(Data excerpts)
[Start]
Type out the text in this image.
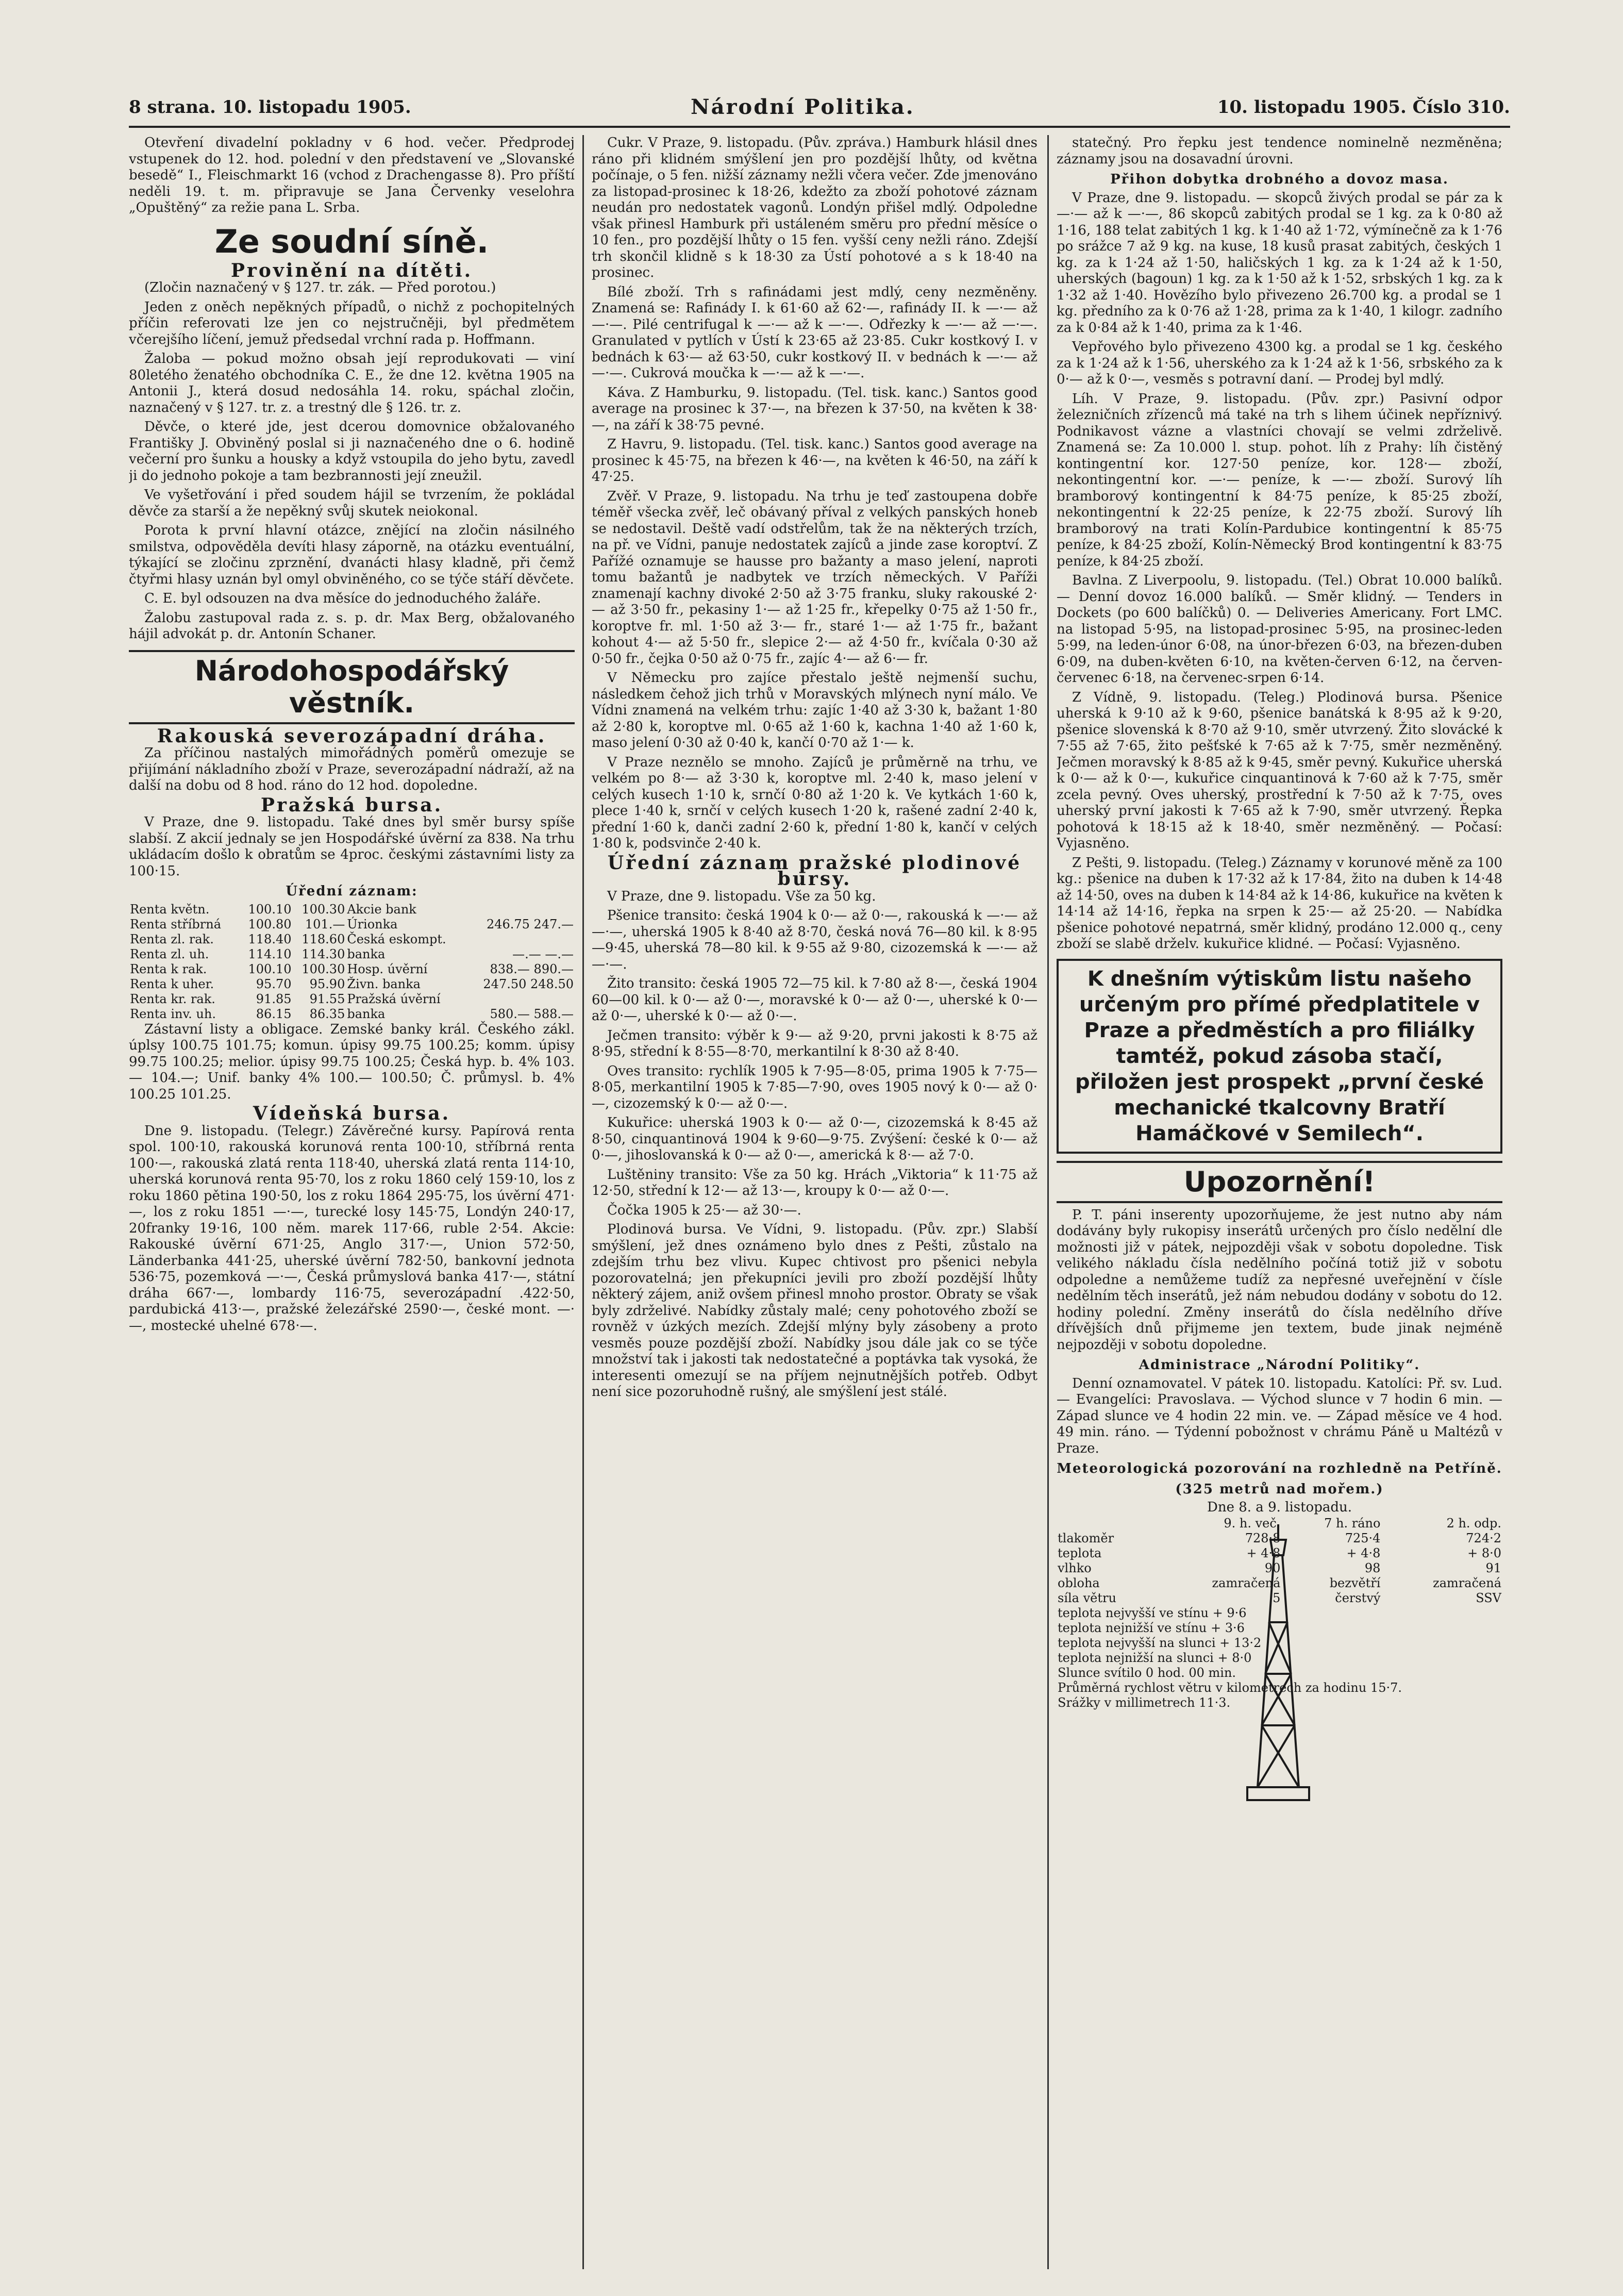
8 strana. 10. listopadu 1905.	Národní Politika.	10. listopadu 1905. Číslo 310.

Otevření divadelní pokladny v 6 hod. večer. Předprodej vstupenek do 12. hod. polední v den představení ve „Slovanské besedě“ I., Fleischmarkt 16 (vchod z Drachengasse 8). Pro příští neděli 19. t. m. připravuje se Jana Červenky veselohra „Opuštěný“ za režie pana L. Srba.

Ze soudní síně.
Provinění na dítěti.

(Zločin naznačený v § 127. tr. zák. — Před porotou.)

Jeden z oněch nepěkných případů, o nichž z pochopitelných příčin referovati lze jen co nejstručněji, byl předmětem včerejšího líčení, jemuž předsedal vrchní rada p. Hoffmann.

Žaloba — pokud možno obsah její reprodukovati — viní 80letého ženatého obchodníka C. E., že dne 12. května 1905 na Antonii J., která dosud nedosáhla 14. roku, spáchal zločin, naznačený v § 127. tr. z. a trestný dle § 126. tr. z.

Děvče, o které jde, jest dcerou domovnice obžalovaného Františky J. Obviněný poslal si ji naznačeného dne o 6. hodině večerní pro šunku a housky a když vstoupila do jeho bytu, zavedl ji do jednoho pokoje a tam bezbrannosti její zneužil.

Ve vyšetřování i před soudem hájil se tvrzením, že pokládal děvče za starší a že nepěkný svůj skutek neiokonal.

Porota k první hlavní otázce, znějící na zločin násilného smilstva, odpověděla devíti hlasy záporně, na otázku eventuální, týkající se zločinu zprznění, dvanácti hlasy kladně, při čemž čtyřmi hlasy uznán byl omyl obviněného, co se týče stáří děvčete.

C. E. byl odsouzen na dva měsíce do jednoduchého žaláře.

Žalobu zastupoval rada z. s. p. dr. Max Berg, obžalovaného hájil advokát p. dr. Antonín Schaner.

Národohospodářský věstník.
Rakouská severozápadní dráha.

Za příčinou nastalých mimořádných poměrů omezuje se přijímání nákladního zboží v Praze, severozápadní nádraží, až na další na dobu od 8 hod. ráno do 12 hod. dopoledne.

Pražská bursa.

V Praze, dne 9. listopadu. Také dnes byl směr bursy spíše slabší. Z akcií jednaly se jen Hospodářské úvěrní za 838. Na trhu ukládacím došlo k obratům se 4proc. českými zástavními listy za 100·15.

Úřední záznam:
Renta květn.	100.10	100.30	Akcie bank	
Renta stříbrná	100.80	101.—	Úrionka	246.75 247.—
Renta zl. rak.	118.40	118.60	Česká eskompt.	
Renta zl. uh.	114.10	114.30	banka	—.— —.—
Renta k rak.	100.10	100.30	Hosp. úvěrní	838.— 890.—
Renta k uher.	95.70	95.90	Živn. banka	247.50 248.50
Renta kr. rak.	91.85	91.55	Pražská úvěrní	
Renta inv. uh.	86.15	86.35	banka	580.— 588.—

Zástavní listy a obligace. Zemské banky král. Českého zákl. úplsy 100.75 101.75; komun. úpisy 99.75 100.25; komm. úpisy 99.75 100.25; melior. úpisy 99.75 100.25; Česká hyp. b. 4% 103.— 104.—; Unif. banky 4% 100.— 100.50; Č. průmysl. b. 4% 100.25 101.25.

Vídeňská bursa.

Dne 9. listopadu. (Telegr.) Závěrečné kursy. Papírová renta spol. 100·10, rakouská korunová renta 100·10, stříbrná renta 100·—, rakouská zlatá renta 118·40, uherská zlatá renta 114·10, uherská korunová renta 95·70, los z roku 1860 celý 159·10, los z roku 1860 pětina 190·50, los z roku 1864 295·75, los úvěrní 471·—, los z roku 1851 —·—, turecké losy 145·75, Londýn 240·17, 20franky 19·16, 100 něm. marek 117·66, ruble 2·54. Akcie: Rakouské úvěrní 671·25, Anglo 317·—, Union 572·50, Länderbanka 441·25, uherské úvěrní 782·50, bankovní jednota 536·75, pozemková —·—, Česká průmyslová banka 417·—, státní dráha 667·—, lombardy 116·75, severozápadní .422·50, pardubická 413·—, pražské železářské 2590·—, české mont. —·—, mostecké uhelné 678·—.

Cukr. V Praze, 9. listopadu. (Pův. zpráva.) Hamburk hlásil dnes ráno při klidném smýšlení jen pro pozdější lhůty, od května počínaje, o 5 fen. nižší záznamy nežli včera večer. Zde jmenováno za listopad-prosinec k 18·26, kdežto za zboží pohotové záznam neudán pro nedostatek vagonů. Londýn přišel mdlý. Odpoledne však přinesl Hamburk při ustáleném směru pro přední měsíce o 10 fen., pro pozdější lhůty o 15 fen. vyšší ceny nežli ráno. Zdejší trh skončil klidně s k 18·30 za Ústí pohotové a s k 18·40 na prosinec.

Bílé zboží. Trh s rafinádami jest mdlý, ceny nezměněny. Znamená se: Rafinády I. k 61·60 až 62·—, rafinády II. k —·— až —·—. Pilé centrifugal k —·— až k —·—. Odřezky k —·— až —·—. Granulated v pytlích v Ústí k 23·65 až 23·85. Cukr kostkový I. v bednách k 63·— až 63·50, cukr kostkový II. v bednách k —·— až —·—. Cukrová moučka k —·— až k —·—.

Káva. Z Hamburku, 9. listopadu. (Tel. tisk. kanc.) Santos good average na prosinec k 37·—, na březen k 37·50, na květen k 38·—, na září k 38·75 pevné.

Z Havru, 9. listopadu. (Tel. tisk. kanc.) Santos good average na prosinec k 45·75, na březen k 46·—, na květen k 46·50, na září k 47·25.

Zvěř. V Praze, 9. listopadu. Na trhu je teď zastoupena dobře téměř všecka zvěř, leč obávaný příval z velkých panských honeb se nedostavil. Deště vadí odstřelům, tak že na některých trzích, na př. ve Vídni, panuje nedostatek zajíců a jinde zase koroptví. Z Pařížé oznamuje se hausse pro bažanty a maso jelení, naproti tomu bažantů je nadbytek ve trzích německých. V Paříži znamenají kachny divoké 2·50 až 3·75 franku, sluky rakouské 2·— až 3·50 fr., pekasiny 1·— až 1·25 fr., křepelky 0·75 až 1·50 fr., koroptve fr. ml. 1·50 až 3·— fr., staré 1·— až 1·75 fr., bažant kohout 4·— až 5·50 fr., slepice 2·— až 4·50 fr., kvíčala 0·30 až 0·50 fr., čejka 0·50 až 0·75 fr., zajíc 4·— až 6·— fr.

V Německu pro zajíce přestalo ještě nejmenší suchu, následkem čehož jich trhů v Moravských mlýnech nyní málo. Ve Vídni znamená na velkém trhu: zajíc 1·40 až 3·30 k, bažant 1·80 až 2·80 k, koroptve ml. 0·65 až 1·60 k, kachna 1·40 až 1·60 k, maso jelení 0·30 až 0·40 k, kančí 0·70 až 1·— k.

V Praze neznělo se mnoho. Zajíců je průměrně na trhu, ve velkém po 8·— až 3·30 k, koroptve ml. 2·40 k, maso jelení v celých kusech 1·10 k, srnčí 0·80 až 1·20 k. Ve kytkách 1·60 k, plece 1·40 k, srnčí v celých kusech 1·20 k, rašené zadní 2·40 k, přední 1·60 k, danči zadní 2·60 k, přední 1·80 k, kančí v celých 1·80 k, podsvinče 2·40 k.

Úřední záznam pražské plodinové bursy.

V Praze, dne 9. listopadu. Vše za 50 kg.

Pšenice transito: česká 1904 k 0·— až 0·—, rakouská k —·— až —·—, uherská 1905 k 8·40 až 8·70, česká nová 76—80 kil. k 8·95—9·45, uherská 78—80 kil. k 9·55 až 9·80, cizozemská k —·— až —·—.

Žito transito: česká 1905 72—75 kil. k 7·80 až 8·—, česká 1904 60—00 kil. k 0·— až 0·—, moravské k 0·— až 0·—, uherské k 0·— až 0·—, uherské k 0·— až 0·—.

Ječmen transito: výběr k 9·— až 9·20, prvni jakosti k 8·75 až 8·95, střední k 8·55—8·70, merkantilní k 8·30 až 8·40.

Oves transito: rychlík 1905 k 7·95—8·05, prima 1905 k 7·75—8·05, merkantilní 1905 k 7·85—7·90, oves 1905 nový k 0·— až 0·—, cizozemský k 0·— až 0·—.

Kukuřice: uherská 1903 k 0·— až 0·—, cizozemská k 8·45 až 8·50, cinquantinová 1904 k 9·60—9·75. Zvýšení: české k 0·— až 0·—, jihoslovanská k 0·— až 0·—, americká k 8·— až 7·0.

Luštěniny transito: Vše za 50 kg. Hrách „Viktoria“ k 11·75 až 12·50, střední k 12·— až 13·—, kroupy k 0·— až 0·—.

Čočka 1905 k 25·— až 30·—.

Plodinová bursa. Ve Vídni, 9. listopadu. (Pův. zpr.) Slabší smýšlení, jež dnes oznámeno bylo dnes z Pešti, zůstalo na zdejším trhu bez vlivu. Kupec chtivost pro pšenici nebyla pozorovatelná; jen překupníci jevili pro zboží pozdější lhůty některý zájem, aniž ovšem přinesl mnoho prostor. Obraty se však byly zdrželivé. Nabídky zůstaly malé; ceny pohotového zboží se rovněž v úzkých mezích. Zdejší mlýny byly zásobeny a proto vesměs pouze pozdější zboží. Nabídky jsou dále jak co se týče množství tak i jakosti tak nedostatečné a poptávka tak vysoká, že interesenti omezují se na příjem nejnutnějších potřeb. Odbyt není sice pozoruhodně rušný, ale smýšlení jest stálé.

statečný. Pro řepku jest tendence nominelně nezměněna; záznamy jsou na dosavadní úrovni.

Přihon dobytka drobného a dovoz masa.

V Praze, dne 9. listopadu. — skopců živých prodal se pár za k —·— až k —·—, 86 skopců zabitých prodal se 1 kg. za k 0·80 až 1·16, 188 telat zabitých 1 kg. k 1·40 až 1·72, výmínečně za k 1·76 po srážce 7 až 9 kg. na kuse, 18 kusů prasat zabitých, českých 1 kg. za k 1·24 až 1·50, haličských 1 kg. za k 1·24 až k 1·50, uherských (bagoun) 1 kg. za k 1·50 až k 1·52, srbských 1 kg. za k 1·32 až 1·40. Hovězího bylo přivezeno 26.700 kg. a prodal se 1 kg. předního za k 0·76 až 1·28, prima za k 1·40, 1 kilogr. zadního za k 0·84 až k 1·40, prima za k 1·46.

Vepřového bylo přivezeno 4300 kg. a prodal se 1 kg. českého za k 1·24 až k 1·56, uherského za k 1·24 až k 1·56, srbského za k 0·— až k 0·—, vesměs s potravní daní. — Prodej byl mdlý.

Líh. V Praze, 9. listopadu. (Pův. zpr.) Pasivní odpor železničních zřízenců má také na trh s lihem účinek nepříznivý. Podnikavost vázne a vlastníci chovají se velmi zdrželivě. Znamená se: Za 10.000 l. stup. pohot. líh z Prahy: líh čistěný kontingentní kor. 127·50 peníze, kor. 128·— zboží, nekontingentní kor. —·— peníze, k —·— zboží. Surový líh bramborový kontingentní k 84·75 peníze, k 85·25 zboží, nekontingentní k 22·25 peníze, k 22·75 zboží. Surový líh bramborový na trati Kolín-Pardubice kontingentní k 85·75 peníze, k 84·25 zboží, Kolín-Německý Brod kontingentní k 83·75 peníze, k 84·25 zboží.

Bavlna. Z Liverpoolu, 9. listopadu. (Tel.) Obrat 10.000 balíků. — Denní dovoz 16.000 balíků. — Směr klidný. — Tenders in Dockets (po 600 balíčků) 0. — Deliveries Americany. Fort LMC. na listopad 5·95, na listopad-prosinec 5·95, na prosinec-leden 5·99, na leden-únor 6·08, na únor-březen 6·03, na březen-duben 6·09, na duben-květen 6·10, na květen-červen 6·12, na červen-červenec 6·18, na červenec-srpen 6·14.

Z Vídně, 9. listopadu. (Teleg.) Plodinová bursa. Pšenice uherská k 9·10 až k 9·60, pšenice banátská k 8·95 až k 9·20, pšenice slovenská k 8·70 až 9·10, směr utvrzený. Žito slovácké k 7·55 až 7·65, žito pešťské k 7·65 až k 7·75, směr nezměněný. Ječmen moravský k 8·85 až k 9·45, směr pevný. Kukuřice uherská k 0·— až k 0·—, kukuřice cinquantinová k 7·60 až k 7·75, směr zcela pevný. Oves uherský, prostřední k 7·50 až k 7·75, oves uherský první jakosti k 7·65 až k 7·90, směr utvrzený. Řepka pohotová k 18·15 až k 18·40, směr nezměněný. — Počasí: Vyjasněno.

Z Pešti, 9. listopadu. (Teleg.) Záznamy v korunové měně za 100 kg.: pšenice na duben k 17·32 až k 17·84, žito na duben k 14·48 až 14·50, oves na duben k 14·84 až k 14·86, kukuřice na květen k 14·14 až 14·16, řepka na srpen k 25·— až 25·20. — Nabídka pšenice pohotové nepatrná, směr klidný, prodáno 12.000 q., ceny zboží se slabě drželv. kukuřice klidné. — Počasí: Vyjasněno.

K dnešním výtiskům listu našeho určeným pro přímé předplatitele v Praze a předměstích a pro filiálky tamtéž, pokud zásoba stačí, přiložen jest prospekt „první české mechanické tkalcovny Bratří Hamáčkové v Semilech“.
Upozornění!

P. T. páni inserenty upozorňujeme, že jest nutno aby nám dodávány byly rukopisy inserátů určených pro číslo nedělní dle možnosti již v pátek, nejpozději však v sobotu dopoledne. Tisk velikého nákladu čísla nedělního počíná totiž již v sobotu odpoledne a nemůžeme tudíž za nepřesné uveřejnění v čísle nedělním těch inserátů, jež nám nebudou dodány v sobotu do 12. hodiny polední. Změny inserátů do čísla nedělního dříve dřívějších dnů přijmeme jen textem, bude jinak nejméně nejpozději v sobotu dopoledne.

Administrace „Národní Politiky“.

Denní oznamovatel. V pátek 10. listopadu. Katolíci: Př. sv. Lud. — Evangelíci: Pravoslava. — Východ slunce v 7 hodin 6 min. — Západ slunce ve 4 hodin 22 min. ve. — Západ měsíce ve 4 hod. 49 min. ráno. — Týdenní pobožnost v chrámu Páně u Maltézů v Praze.

Meteorologická pozorování na rozhledně na Petříně.
(325 metrů nad mořem.)
Dne 8. a 9. listopadu.
	9. h. več.	7 h. ráno	2 h. odp.
tlakoměr	728·8	725·4	724·2
teplota	+ 4·8	+ 4·8	+ 8·0
vlhko	90	98	91
obloha	zamračená	bezvětří	zamračená
síla větru	5	čerstvý	SSV
teplota nejvyšší ve stínu + 9·6			
teplota nejnižší ve stínu + 3·6			
teplota nejvyšší na slunci + 13·2			
teplota nejnižší na slunci + 8·0			
Slunce svítilo 0 hod. 00 min.			
Průměrná rychlost větru v kilometrech za hodinu 15·7.			
Srážky v millimetrech 11·3.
[End]
### WHAT IS REQUIRED:
Locate all lines in the listing above with the word "větru". Copy them.

### THE SOLUTION:
síla větru	5	čerstvý	SSV
Průměrná rychlost větru v kilometrech za hodinu 15·7.			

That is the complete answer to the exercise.